**Aim of the task:**
Will you quote all of the entries, word for word?
# start of Dataset
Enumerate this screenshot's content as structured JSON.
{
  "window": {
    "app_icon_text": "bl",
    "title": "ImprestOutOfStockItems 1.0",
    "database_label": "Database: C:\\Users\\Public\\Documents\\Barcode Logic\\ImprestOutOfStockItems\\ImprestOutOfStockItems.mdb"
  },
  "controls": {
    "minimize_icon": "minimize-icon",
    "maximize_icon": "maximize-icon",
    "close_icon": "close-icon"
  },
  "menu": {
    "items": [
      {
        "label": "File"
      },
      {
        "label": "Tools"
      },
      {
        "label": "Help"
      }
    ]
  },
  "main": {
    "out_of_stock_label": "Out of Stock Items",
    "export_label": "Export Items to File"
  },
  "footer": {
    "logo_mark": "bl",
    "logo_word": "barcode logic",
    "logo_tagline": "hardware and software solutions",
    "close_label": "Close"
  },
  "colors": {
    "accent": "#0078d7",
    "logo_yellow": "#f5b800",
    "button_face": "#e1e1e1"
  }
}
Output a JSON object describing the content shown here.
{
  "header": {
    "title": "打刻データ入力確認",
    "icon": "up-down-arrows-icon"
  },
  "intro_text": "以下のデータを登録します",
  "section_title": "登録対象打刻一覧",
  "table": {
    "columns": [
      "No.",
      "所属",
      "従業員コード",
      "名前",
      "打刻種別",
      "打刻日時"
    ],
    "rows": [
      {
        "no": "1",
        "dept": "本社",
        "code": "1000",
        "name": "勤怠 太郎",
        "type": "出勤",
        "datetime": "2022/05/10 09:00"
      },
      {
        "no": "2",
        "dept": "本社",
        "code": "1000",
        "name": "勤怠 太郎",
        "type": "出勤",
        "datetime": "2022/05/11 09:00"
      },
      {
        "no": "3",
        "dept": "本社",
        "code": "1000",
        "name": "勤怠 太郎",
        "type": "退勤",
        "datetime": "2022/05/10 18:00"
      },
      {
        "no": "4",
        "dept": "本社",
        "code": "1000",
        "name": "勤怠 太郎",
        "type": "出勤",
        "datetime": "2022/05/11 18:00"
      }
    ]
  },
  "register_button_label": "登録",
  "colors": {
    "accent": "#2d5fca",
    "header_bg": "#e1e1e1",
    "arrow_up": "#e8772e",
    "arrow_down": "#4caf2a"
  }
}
# end of Dataset
**The result:**
Enumerate this screenshot's content as structured JSON.
{
  "window": {
    "app_icon_text": "bl",
    "title": "ImprestOutOfStockItems 1.0",
    "database_label": "Database: C:\\Users\\Public\\Documents\\Barcode Logic\\ImprestOutOfStockItems\\ImprestOutOfStockItems.mdb"
  },
  "controls": {
    "minimize_icon": "minimize-icon",
    "maximize_icon": "maximize-icon",
    "close_icon": "close-icon"
  },
  "menu": {
    "items": [
      {
        "label": "File"
      },
      {
        "label": "Tools"
      },
      {
        "label": "Help"
      }
    ]
  },
  "main": {
    "out_of_stock_label": "Out of Stock Items",
    "export_label": "Export Items to File"
  },
  "footer": {
    "logo_mark": "bl",
    "logo_word": "barcode logic",
    "logo_tagline": "hardware and software solutions",
    "close_label": "Close"
  },
  "colors": {
    "accent": "#0078d7",
    "logo_yellow": "#f5b800",
    "button_face": "#e1e1e1"
  }
}
Output a JSON object describing the content shown here.
{
  "header": {
    "title": "打刻データ入力確認",
    "icon": "up-down-arrows-icon"
  },
  "intro_text": "以下のデータを登録します",
  "section_title": "登録対象打刻一覧",
  "table": {
    "columns": [
      "No.",
      "所属",
      "従業員コード",
      "名前",
      "打刻種別",
      "打刻日時"
    ],
    "rows": [
      {
        "no": "1",
        "dept": "本社",
        "code": "1000",
        "name": "勤怠 太郎",
        "type": "出勤",
        "datetime": "2022/05/10 09:00"
      },
      {
        "no": "2",
        "dept": "本社",
        "code": "1000",
        "name": "勤怠 太郎",
        "type": "出勤",
        "datetime": "2022/05/11 09:00"
      },
      {
        "no": "3",
        "dept": "本社",
        "code": "1000",
        "name": "勤怠 太郎",
        "type": "退勤",
        "datetime": "2022/05/10 18:00"
      },
      {
        "no": "4",
        "dept": "本社",
        "code": "1000",
        "name": "勤怠 太郎",
        "type": "出勤",
        "datetime": "2022/05/11 18:00"
      }
    ]
  },
  "register_button_label": "登録",
  "colors": {
    "accent": "#2d5fca",
    "header_bg": "#e1e1e1",
    "arrow_up": "#e8772e",
    "arrow_down": "#4caf2a"
  }
}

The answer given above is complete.